Exercise data:
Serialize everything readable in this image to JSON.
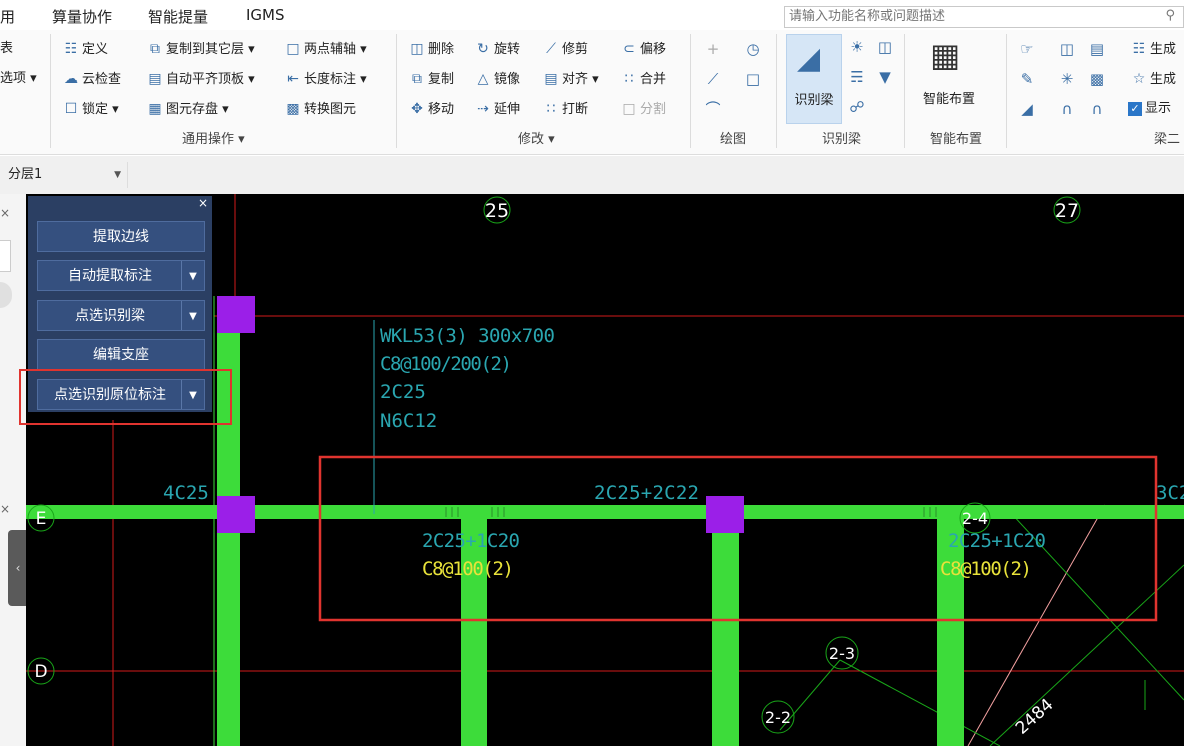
{
  "menu": {
    "items": [
      "用",
      "算量协作",
      "智能提量",
      "IGMS"
    ]
  },
  "search": {
    "placeholder": "请输入功能名称或问题描述"
  },
  "ribbon": {
    "left_cut": [
      "表",
      "选项 ▾"
    ],
    "general": {
      "items": [
        "定义",
        "复制到其它层 ▾",
        "两点辅轴 ▾",
        "云检查",
        "自动平齐顶板 ▾",
        "长度标注 ▾",
        "锁定 ▾",
        "图元存盘 ▾",
        "转换图元"
      ],
      "label": "通用操作 ▾"
    },
    "modify": {
      "items": [
        "删除",
        "旋转",
        "修剪",
        "偏移",
        "复制",
        "镜像",
        "对齐 ▾",
        "合并",
        "移动",
        "延伸",
        "打断",
        "分割"
      ],
      "label": "修改 ▾"
    },
    "draw": {
      "label": "绘图"
    },
    "recognize": {
      "button": "识别梁",
      "label": "识别梁"
    },
    "smart": {
      "button": "智能布置",
      "label": "智能布置"
    },
    "beam2": {
      "items": [
        "生成",
        "生成",
        "显示"
      ],
      "label": "梁二"
    }
  },
  "layer": {
    "selected": "分层1"
  },
  "panel": {
    "buttons": [
      "提取边线",
      "自动提取标注",
      "点选识别梁",
      "编辑支座",
      "点选识别原位标注"
    ]
  },
  "drawing": {
    "axis_labels": [
      "25",
      "27",
      "E",
      "D",
      "2-4",
      "2-3",
      "2-2"
    ],
    "beam_label": [
      "WKL53(3) 300x700",
      "C8@100/200(2)",
      "2C25",
      "N6C12"
    ],
    "annotations": [
      "4C25",
      "2C25+2C22",
      "2C25+1C20",
      "C8@100(2)",
      "2C25+1C20",
      "C8@100(2)",
      "3C2",
      "2484"
    ],
    "colors": {
      "background": "#000000",
      "beam": "#3ddc3a",
      "column": "#9b1fe8",
      "axis": "#d21a1a",
      "cyan_text": "#2aa6b0",
      "yellow_text": "#e8e23a",
      "highlight": "#e0342f"
    }
  }
}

Required task: Copy the material exactly. Do not include the pictures.

Answer to the exercise:
Serialize everything readable in this image to JSON.
{
  "menu": {
    "items": [
      "用",
      "算量协作",
      "智能提量",
      "IGMS"
    ]
  },
  "search": {
    "placeholder": "请输入功能名称或问题描述"
  },
  "ribbon": {
    "left_cut": [
      "表",
      "选项 ▾"
    ],
    "general": {
      "items": [
        "定义",
        "复制到其它层 ▾",
        "两点辅轴 ▾",
        "云检查",
        "自动平齐顶板 ▾",
        "长度标注 ▾",
        "锁定 ▾",
        "图元存盘 ▾",
        "转换图元"
      ],
      "label": "通用操作 ▾"
    },
    "modify": {
      "items": [
        "删除",
        "旋转",
        "修剪",
        "偏移",
        "复制",
        "镜像",
        "对齐 ▾",
        "合并",
        "移动",
        "延伸",
        "打断",
        "分割"
      ],
      "label": "修改 ▾"
    },
    "draw": {
      "label": "绘图"
    },
    "recognize": {
      "button": "识别梁",
      "label": "识别梁"
    },
    "smart": {
      "button": "智能布置",
      "label": "智能布置"
    },
    "beam2": {
      "items": [
        "生成",
        "生成",
        "显示"
      ],
      "label": "梁二"
    }
  },
  "layer": {
    "selected": "分层1"
  },
  "panel": {
    "buttons": [
      "提取边线",
      "自动提取标注",
      "点选识别梁",
      "编辑支座",
      "点选识别原位标注"
    ]
  },
  "drawing": {
    "axis_labels": [
      "25",
      "27",
      "E",
      "D",
      "2-4",
      "2-3",
      "2-2"
    ],
    "beam_label": [
      "WKL53(3) 300x700",
      "C8@100/200(2)",
      "2C25",
      "N6C12"
    ],
    "annotations": [
      "4C25",
      "2C25+2C22",
      "2C25+1C20",
      "C8@100(2)",
      "2C25+1C20",
      "C8@100(2)",
      "3C2",
      "2484"
    ],
    "colors": {
      "background": "#000000",
      "beam": "#3ddc3a",
      "column": "#9b1fe8",
      "axis": "#d21a1a",
      "cyan_text": "#2aa6b0",
      "yellow_text": "#e8e23a",
      "highlight": "#e0342f"
    }
  }
}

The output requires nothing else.